--- start of Records ---

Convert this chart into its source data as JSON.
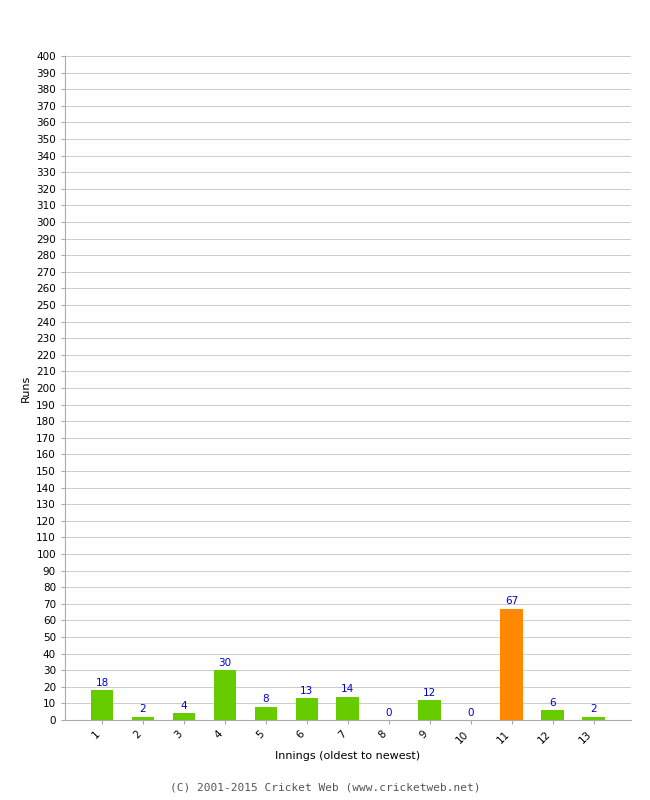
{
  "xlabel": "Innings (oldest to newest)",
  "ylabel": "Runs",
  "categories": [
    1,
    2,
    3,
    4,
    5,
    6,
    7,
    8,
    9,
    10,
    11,
    12,
    13
  ],
  "values": [
    18,
    2,
    4,
    30,
    8,
    13,
    14,
    0,
    12,
    0,
    67,
    6,
    2
  ],
  "bar_colors": [
    "#66cc00",
    "#66cc00",
    "#66cc00",
    "#66cc00",
    "#66cc00",
    "#66cc00",
    "#66cc00",
    "#66cc00",
    "#66cc00",
    "#66cc00",
    "#ff8800",
    "#66cc00",
    "#66cc00"
  ],
  "ylim": [
    0,
    400
  ],
  "label_color": "#0000cc",
  "grid_color": "#cccccc",
  "background_color": "#ffffff",
  "footer": "(C) 2001-2015 Cricket Web (www.cricketweb.net)",
  "label_fontsize": 7.5,
  "axis_tick_fontsize": 7.5,
  "axis_label_fontsize": 8,
  "footer_fontsize": 8,
  "bar_width": 0.55
}
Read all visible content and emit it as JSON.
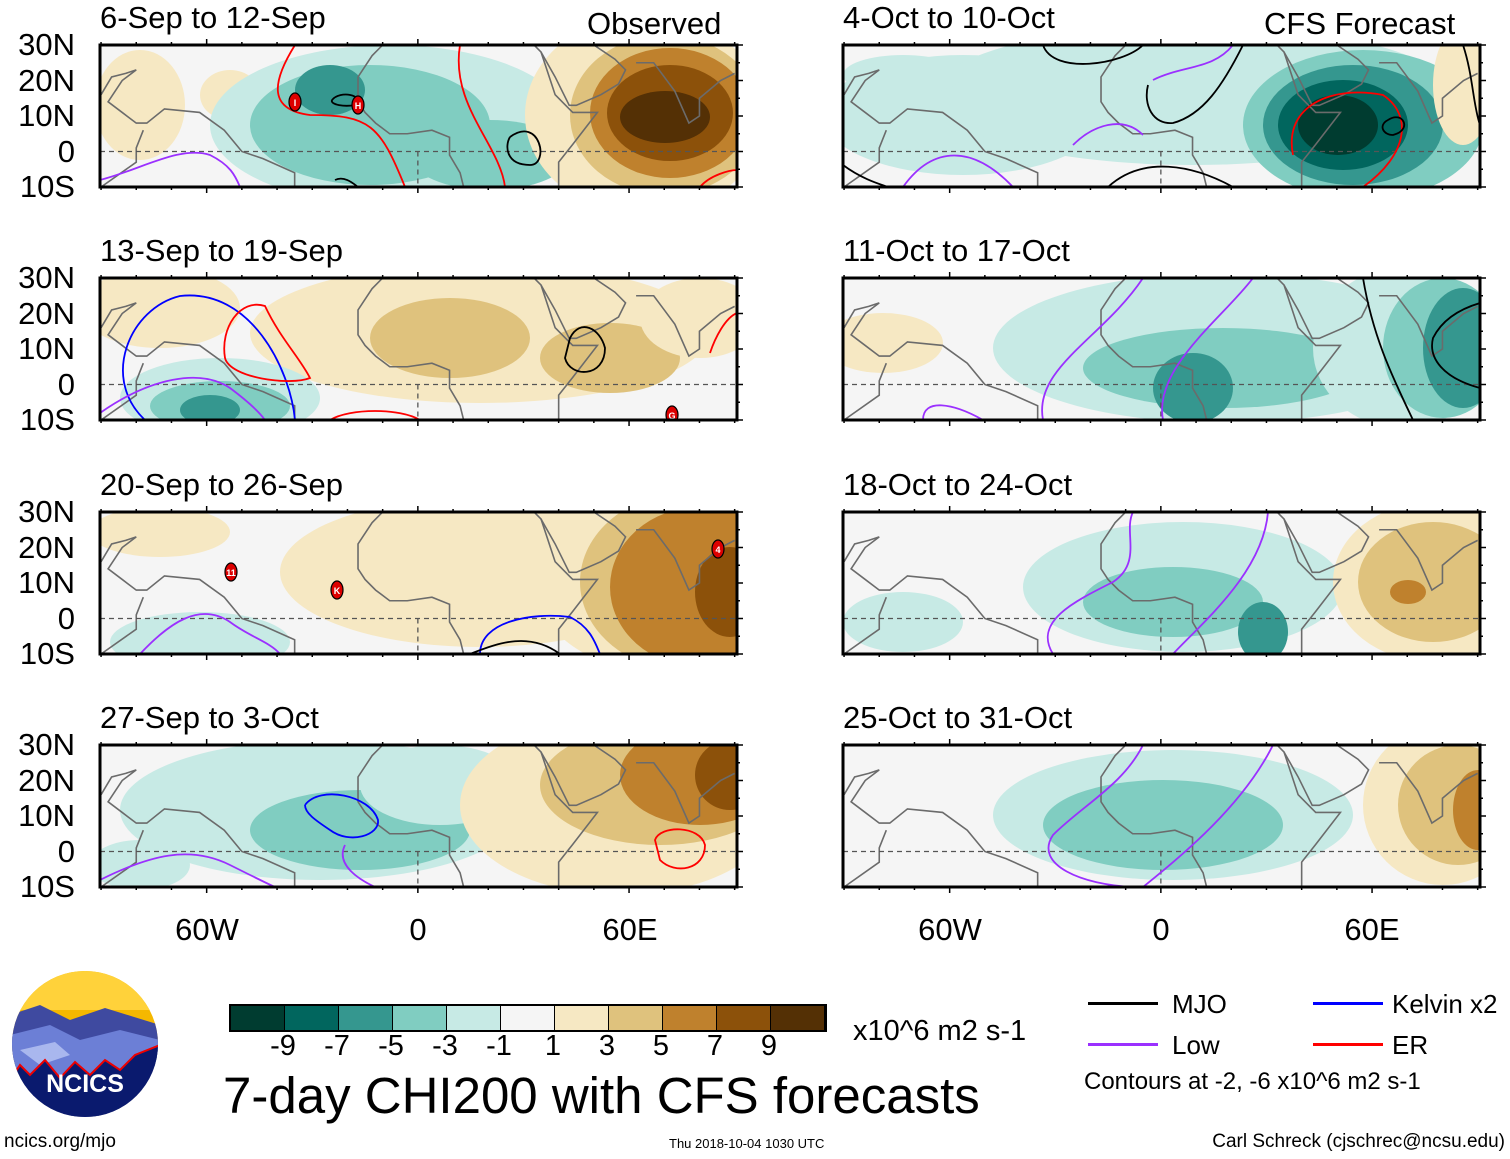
{
  "headers": {
    "observed": "Observed",
    "forecast": "CFS Forecast"
  },
  "panels": [
    {
      "title": "6-Sep to 12-Sep",
      "storms": [
        "I",
        "H"
      ]
    },
    {
      "title": "13-Sep to 19-Sep",
      "storms": [
        "G"
      ]
    },
    {
      "title": "20-Sep to 26-Sep",
      "storms": [
        "11",
        "K",
        "4"
      ]
    },
    {
      "title": "27-Sep to 3-Oct",
      "storms": []
    },
    {
      "title": "4-Oct to 10-Oct",
      "storms": []
    },
    {
      "title": "11-Oct to 17-Oct",
      "storms": []
    },
    {
      "title": "18-Oct to 24-Oct",
      "storms": []
    },
    {
      "title": "25-Oct to 31-Oct",
      "storms": []
    }
  ],
  "lat_labels": [
    "30N",
    "20N",
    "10N",
    "0",
    "10S"
  ],
  "lon_labels": [
    "60W",
    "0",
    "60E"
  ],
  "colorbar": {
    "colors": [
      "#003c30",
      "#01665e",
      "#35978f",
      "#80cdc1",
      "#c7eae5",
      "#f5f5f5",
      "#f6e8c3",
      "#dfc27d",
      "#bf812d",
      "#8c510a",
      "#543005"
    ],
    "labels": [
      "-9",
      "-7",
      "-5",
      "-3",
      "-1",
      "1",
      "3",
      "5",
      "7",
      "9"
    ],
    "units": "x10^6 m2 s-1"
  },
  "legend": {
    "mjo": "MJO",
    "low": "Low",
    "kelvin": "Kelvin x2",
    "er": "ER",
    "colors": {
      "mjo": "#000000",
      "low": "#9b30ff",
      "kelvin": "#0000ff",
      "er": "#ff0000"
    },
    "note": "Contours at -2, -6 x10^6 m2 s-1"
  },
  "title": "7-day CHI200 with CFS forecasts",
  "logo": {
    "text": "NCICS"
  },
  "footer": {
    "url": "ncics.org/mjo",
    "timestamp": "Thu 2018-10-04 1030 UTC",
    "author": "Carl Schreck (cjschrec@ncsu.edu)"
  }
}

--- end of Records ---

> Written problem
Pictures stay out; reproduce every line of the records exactly.

> Final result
Convert this chart into its source data as JSON.
{
  "xlabel": "Innings (oldest to newest)",
  "ylabel": "Runs",
  "categories": [
    1,
    2,
    3,
    4,
    5,
    6,
    7,
    8,
    9,
    10,
    11,
    12,
    13
  ],
  "values": [
    18,
    2,
    4,
    30,
    8,
    13,
    14,
    0,
    12,
    0,
    67,
    6,
    2
  ],
  "bar_colors": [
    "#66cc00",
    "#66cc00",
    "#66cc00",
    "#66cc00",
    "#66cc00",
    "#66cc00",
    "#66cc00",
    "#66cc00",
    "#66cc00",
    "#66cc00",
    "#ff8800",
    "#66cc00",
    "#66cc00"
  ],
  "ylim": [
    0,
    400
  ],
  "label_color": "#0000cc",
  "grid_color": "#cccccc",
  "background_color": "#ffffff",
  "footer": "(C) 2001-2015 Cricket Web (www.cricketweb.net)",
  "label_fontsize": 7.5,
  "axis_tick_fontsize": 7.5,
  "axis_label_fontsize": 8,
  "footer_fontsize": 8,
  "bar_width": 0.55
}
Read all visible content and emit it as JSON.
{
  "headers": {
    "observed": "Observed",
    "forecast": "CFS Forecast"
  },
  "panels": [
    {
      "title": "6-Sep to 12-Sep",
      "storms": [
        "I",
        "H"
      ]
    },
    {
      "title": "13-Sep to 19-Sep",
      "storms": [
        "G"
      ]
    },
    {
      "title": "20-Sep to 26-Sep",
      "storms": [
        "11",
        "K",
        "4"
      ]
    },
    {
      "title": "27-Sep to 3-Oct",
      "storms": []
    },
    {
      "title": "4-Oct to 10-Oct",
      "storms": []
    },
    {
      "title": "11-Oct to 17-Oct",
      "storms": []
    },
    {
      "title": "18-Oct to 24-Oct",
      "storms": []
    },
    {
      "title": "25-Oct to 31-Oct",
      "storms": []
    }
  ],
  "lat_labels": [
    "30N",
    "20N",
    "10N",
    "0",
    "10S"
  ],
  "lon_labels": [
    "60W",
    "0",
    "60E"
  ],
  "colorbar": {
    "colors": [
      "#003c30",
      "#01665e",
      "#35978f",
      "#80cdc1",
      "#c7eae5",
      "#f5f5f5",
      "#f6e8c3",
      "#dfc27d",
      "#bf812d",
      "#8c510a",
      "#543005"
    ],
    "labels": [
      "-9",
      "-7",
      "-5",
      "-3",
      "-1",
      "1",
      "3",
      "5",
      "7",
      "9"
    ],
    "units": "x10^6 m2 s-1"
  },
  "legend": {
    "mjo": "MJO",
    "low": "Low",
    "kelvin": "Kelvin x2",
    "er": "ER",
    "colors": {
      "mjo": "#000000",
      "low": "#9b30ff",
      "kelvin": "#0000ff",
      "er": "#ff0000"
    },
    "note": "Contours at -2, -6 x10^6 m2 s-1"
  },
  "title": "7-day CHI200 with CFS forecasts",
  "logo": {
    "text": "NCICS"
  },
  "footer": {
    "url": "ncics.org/mjo",
    "timestamp": "Thu 2018-10-04 1030 UTC",
    "author": "Carl Schreck (cjschrec@ncsu.edu)"
  }
}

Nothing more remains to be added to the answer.